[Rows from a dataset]
☆ ☆ ☆ ☆ ☆

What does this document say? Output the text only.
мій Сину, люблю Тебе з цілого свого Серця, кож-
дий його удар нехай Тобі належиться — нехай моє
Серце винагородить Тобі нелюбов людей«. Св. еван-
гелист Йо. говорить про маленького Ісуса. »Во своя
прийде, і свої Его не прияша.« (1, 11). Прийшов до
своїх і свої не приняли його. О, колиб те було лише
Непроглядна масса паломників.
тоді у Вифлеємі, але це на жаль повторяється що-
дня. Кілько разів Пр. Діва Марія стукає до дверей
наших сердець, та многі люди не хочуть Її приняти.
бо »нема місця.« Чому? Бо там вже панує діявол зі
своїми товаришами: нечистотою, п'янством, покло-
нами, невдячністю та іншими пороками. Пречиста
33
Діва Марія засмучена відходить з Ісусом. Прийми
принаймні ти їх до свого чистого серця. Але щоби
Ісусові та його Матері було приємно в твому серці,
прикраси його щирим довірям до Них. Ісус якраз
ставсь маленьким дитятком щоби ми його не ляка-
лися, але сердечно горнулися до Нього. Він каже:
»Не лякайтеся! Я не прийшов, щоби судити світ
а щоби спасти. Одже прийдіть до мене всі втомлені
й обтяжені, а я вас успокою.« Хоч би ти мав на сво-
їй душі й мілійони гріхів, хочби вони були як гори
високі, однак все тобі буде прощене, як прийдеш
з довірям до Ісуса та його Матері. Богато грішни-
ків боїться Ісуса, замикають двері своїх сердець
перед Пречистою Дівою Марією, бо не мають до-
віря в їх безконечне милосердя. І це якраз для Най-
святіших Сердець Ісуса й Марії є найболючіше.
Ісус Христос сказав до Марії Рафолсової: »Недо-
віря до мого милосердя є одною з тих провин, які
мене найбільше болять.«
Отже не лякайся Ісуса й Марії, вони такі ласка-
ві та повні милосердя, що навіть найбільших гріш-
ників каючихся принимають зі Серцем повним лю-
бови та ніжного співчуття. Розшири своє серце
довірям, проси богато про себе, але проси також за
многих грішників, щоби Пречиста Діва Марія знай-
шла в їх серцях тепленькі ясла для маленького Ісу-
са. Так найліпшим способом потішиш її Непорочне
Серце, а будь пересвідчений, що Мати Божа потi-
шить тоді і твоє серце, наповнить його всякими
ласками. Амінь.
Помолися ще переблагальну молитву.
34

☆ ☆ ☆ ☆ ☆

▸ Work to do
Each line in the entries above that includes the string "свого" should be extracted.

▸ Worked solution
мій Сину, люблю Тебе з цілого свого Серця, кож-
принаймні ти їх до свого чистого серця. Але щоби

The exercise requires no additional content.